Records start
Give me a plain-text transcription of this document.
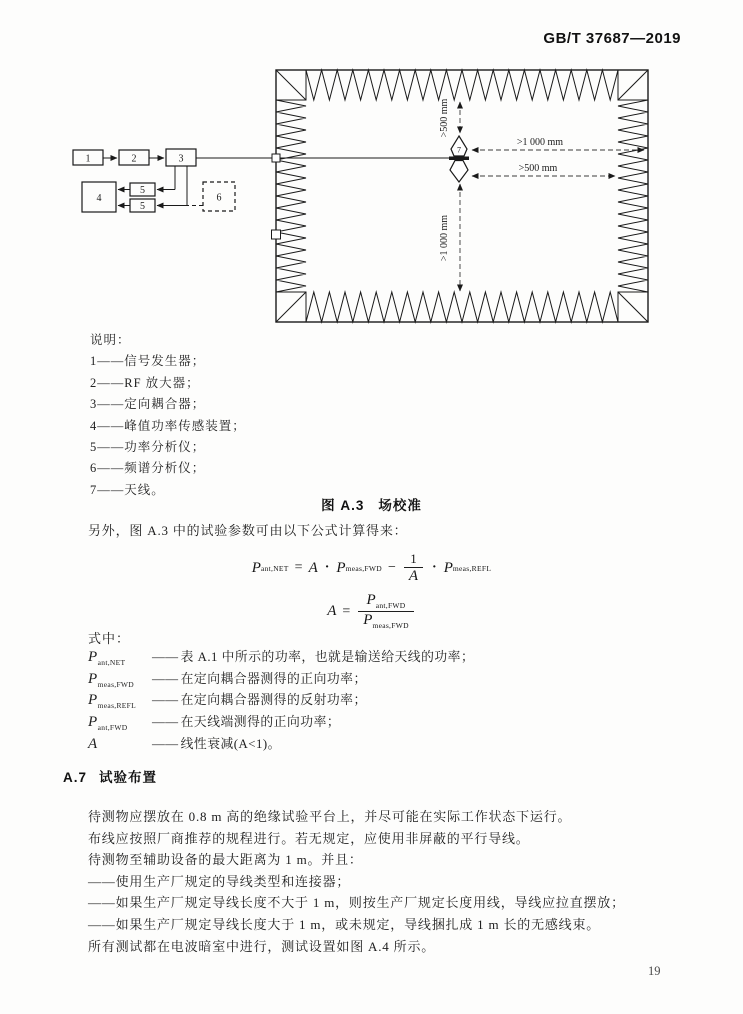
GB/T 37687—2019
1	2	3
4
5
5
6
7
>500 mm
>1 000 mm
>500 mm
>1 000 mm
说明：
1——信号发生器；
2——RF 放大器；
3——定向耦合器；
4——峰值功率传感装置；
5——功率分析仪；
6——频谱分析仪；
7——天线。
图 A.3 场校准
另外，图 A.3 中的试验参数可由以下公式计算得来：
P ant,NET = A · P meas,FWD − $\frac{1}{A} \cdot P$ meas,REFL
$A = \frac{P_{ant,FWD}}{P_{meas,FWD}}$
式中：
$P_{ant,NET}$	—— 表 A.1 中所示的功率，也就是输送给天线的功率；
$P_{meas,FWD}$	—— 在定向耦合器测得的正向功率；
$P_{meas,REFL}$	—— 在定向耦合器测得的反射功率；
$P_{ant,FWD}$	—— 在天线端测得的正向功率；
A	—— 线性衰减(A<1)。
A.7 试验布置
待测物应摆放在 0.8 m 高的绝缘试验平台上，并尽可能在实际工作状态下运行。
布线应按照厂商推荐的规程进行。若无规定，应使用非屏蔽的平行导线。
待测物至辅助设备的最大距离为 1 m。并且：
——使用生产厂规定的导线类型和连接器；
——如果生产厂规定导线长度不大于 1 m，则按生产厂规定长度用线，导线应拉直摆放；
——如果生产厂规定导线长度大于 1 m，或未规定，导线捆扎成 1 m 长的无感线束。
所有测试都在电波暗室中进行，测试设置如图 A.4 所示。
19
Records end
Stated goal>
The listing above must be printed again exactly, minus its pictures.

Worked answer>
Give me a plain-text transcription of this document.
GB/T 37687—2019
1	2	3
4
5
5
6
7
>500 mm
>1 000 mm
>500 mm
>1 000 mm
说明：
1——信号发生器；
2——RF 放大器；
3——定向耦合器；
4——峰值功率传感装置；
5——功率分析仪；
6——频谱分析仪；
7——天线。
图 A.3 场校准
另外，图 A.3 中的试验参数可由以下公式计算得来：
P ant,NET = A · P meas,FWD − $\frac{1}{A} \cdot P$ meas,REFL
$A = \frac{P_{ant,FWD}}{P_{meas,FWD}}$
式中：
$P_{ant,NET}$	—— 表 A.1 中所示的功率，也就是输送给天线的功率；
$P_{meas,FWD}$	—— 在定向耦合器测得的正向功率；
$P_{meas,REFL}$	—— 在定向耦合器测得的反射功率；
$P_{ant,FWD}$	—— 在天线端测得的正向功率；
A	—— 线性衰减(A<1)。
A.7 试验布置
待测物应摆放在 0.8 m 高的绝缘试验平台上，并尽可能在实际工作状态下运行。
布线应按照厂商推荐的规程进行。若无规定，应使用非屏蔽的平行导线。
待测物至辅助设备的最大距离为 1 m。并且：
——使用生产厂规定的导线类型和连接器；
——如果生产厂规定导线长度不大于 1 m，则按生产厂规定长度用线，导线应拉直摆放；
——如果生产厂规定导线长度大于 1 m，或未规定，导线捆扎成 1 m 长的无感线束。
所有测试都在电波暗室中进行，测试设置如图 A.4 所示。
19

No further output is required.